Reproduce the records exactly.

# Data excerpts

** start **

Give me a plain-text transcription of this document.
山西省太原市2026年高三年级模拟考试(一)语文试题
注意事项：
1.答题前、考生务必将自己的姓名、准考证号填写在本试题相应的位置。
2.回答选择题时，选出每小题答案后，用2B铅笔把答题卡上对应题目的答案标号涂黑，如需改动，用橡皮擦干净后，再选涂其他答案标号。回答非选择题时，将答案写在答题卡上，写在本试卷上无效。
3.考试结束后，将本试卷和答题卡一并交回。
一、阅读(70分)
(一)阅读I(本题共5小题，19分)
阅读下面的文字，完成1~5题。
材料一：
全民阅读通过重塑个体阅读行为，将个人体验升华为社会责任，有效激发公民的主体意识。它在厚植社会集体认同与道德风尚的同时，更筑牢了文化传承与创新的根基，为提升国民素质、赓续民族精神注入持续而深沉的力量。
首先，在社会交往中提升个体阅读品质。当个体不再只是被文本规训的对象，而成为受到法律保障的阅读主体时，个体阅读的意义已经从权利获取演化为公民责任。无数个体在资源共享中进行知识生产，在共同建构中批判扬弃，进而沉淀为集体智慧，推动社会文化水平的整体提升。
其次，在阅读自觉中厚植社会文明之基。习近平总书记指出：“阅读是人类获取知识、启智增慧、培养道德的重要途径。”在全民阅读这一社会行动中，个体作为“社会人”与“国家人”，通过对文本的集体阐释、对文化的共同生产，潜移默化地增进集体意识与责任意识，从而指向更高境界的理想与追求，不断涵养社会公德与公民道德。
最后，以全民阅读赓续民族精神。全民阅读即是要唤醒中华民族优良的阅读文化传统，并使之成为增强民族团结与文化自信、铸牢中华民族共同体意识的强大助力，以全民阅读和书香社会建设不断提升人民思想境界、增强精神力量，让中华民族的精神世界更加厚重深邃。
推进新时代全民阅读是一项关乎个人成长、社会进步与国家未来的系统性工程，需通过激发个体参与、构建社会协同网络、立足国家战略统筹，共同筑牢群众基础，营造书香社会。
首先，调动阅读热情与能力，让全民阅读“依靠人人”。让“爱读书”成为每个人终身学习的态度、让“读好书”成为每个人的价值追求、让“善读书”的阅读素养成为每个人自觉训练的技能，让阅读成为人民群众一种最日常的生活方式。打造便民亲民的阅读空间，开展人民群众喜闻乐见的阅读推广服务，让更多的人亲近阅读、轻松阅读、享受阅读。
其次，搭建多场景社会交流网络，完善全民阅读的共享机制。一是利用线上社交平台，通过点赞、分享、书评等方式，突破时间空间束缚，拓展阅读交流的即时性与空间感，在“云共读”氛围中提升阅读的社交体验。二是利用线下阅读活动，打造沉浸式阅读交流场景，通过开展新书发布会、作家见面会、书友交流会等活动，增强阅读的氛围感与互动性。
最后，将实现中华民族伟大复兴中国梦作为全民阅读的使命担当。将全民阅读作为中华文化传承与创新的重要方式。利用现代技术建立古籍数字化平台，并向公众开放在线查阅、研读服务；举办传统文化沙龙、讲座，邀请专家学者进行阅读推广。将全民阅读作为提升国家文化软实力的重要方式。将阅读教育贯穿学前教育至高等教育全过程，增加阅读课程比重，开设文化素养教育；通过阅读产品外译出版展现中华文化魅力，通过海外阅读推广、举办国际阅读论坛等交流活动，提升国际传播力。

** end **

# OUTPUT OF THE EXERCISE
Give me a plain-text transcription of this document.
山西省太原市2026年高三年级模拟考试(一)语文试题
注意事项：
1.答题前、考生务必将自己的姓名、准考证号填写在本试题相应的位置。
2.回答选择题时，选出每小题答案后，用2B铅笔把答题卡上对应题目的答案标号涂黑，如需改动，用橡皮擦干净后，再选涂其他答案标号。回答非选择题时，将答案写在答题卡上，写在本试卷上无效。
3.考试结束后，将本试卷和答题卡一并交回。
一、阅读(70分)
(一)阅读I(本题共5小题，19分)
阅读下面的文字，完成1~5题。
材料一：
全民阅读通过重塑个体阅读行为，将个人体验升华为社会责任，有效激发公民的主体意识。它在厚植社会集体认同与道德风尚的同时，更筑牢了文化传承与创新的根基，为提升国民素质、赓续民族精神注入持续而深沉的力量。
首先，在社会交往中提升个体阅读品质。当个体不再只是被文本规训的对象，而成为受到法律保障的阅读主体时，个体阅读的意义已经从权利获取演化为公民责任。无数个体在资源共享中进行知识生产，在共同建构中批判扬弃，进而沉淀为集体智慧，推动社会文化水平的整体提升。
其次，在阅读自觉中厚植社会文明之基。习近平总书记指出：“阅读是人类获取知识、启智增慧、培养道德的重要途径。”在全民阅读这一社会行动中，个体作为“社会人”与“国家人”，通过对文本的集体阐释、对文化的共同生产，潜移默化地增进集体意识与责任意识，从而指向更高境界的理想与追求，不断涵养社会公德与公民道德。
最后，以全民阅读赓续民族精神。全民阅读即是要唤醒中华民族优良的阅读文化传统，并使之成为增强民族团结与文化自信、铸牢中华民族共同体意识的强大助力，以全民阅读和书香社会建设不断提升人民思想境界、增强精神力量，让中华民族的精神世界更加厚重深邃。
推进新时代全民阅读是一项关乎个人成长、社会进步与国家未来的系统性工程，需通过激发个体参与、构建社会协同网络、立足国家战略统筹，共同筑牢群众基础，营造书香社会。
首先，调动阅读热情与能力，让全民阅读“依靠人人”。让“爱读书”成为每个人终身学习的态度、让“读好书”成为每个人的价值追求、让“善读书”的阅读素养成为每个人自觉训练的技能，让阅读成为人民群众一种最日常的生活方式。打造便民亲民的阅读空间，开展人民群众喜闻乐见的阅读推广服务，让更多的人亲近阅读、轻松阅读、享受阅读。
其次，搭建多场景社会交流网络，完善全民阅读的共享机制。一是利用线上社交平台，通过点赞、分享、书评等方式，突破时间空间束缚，拓展阅读交流的即时性与空间感，在“云共读”氛围中提升阅读的社交体验。二是利用线下阅读活动，打造沉浸式阅读交流场景，通过开展新书发布会、作家见面会、书友交流会等活动，增强阅读的氛围感与互动性。
最后，将实现中华民族伟大复兴中国梦作为全民阅读的使命担当。将全民阅读作为中华文化传承与创新的重要方式。利用现代技术建立古籍数字化平台，并向公众开放在线查阅、研读服务；举办传统文化沙龙、讲座，邀请专家学者进行阅读推广。将全民阅读作为提升国家文化软实力的重要方式。将阅读教育贯穿学前教育至高等教育全过程，增加阅读课程比重，开设文化素养教育；通过阅读产品外译出版展现中华文化魅力，通过海外阅读推广、举办国际阅读论坛等交流活动，提升国际传播力。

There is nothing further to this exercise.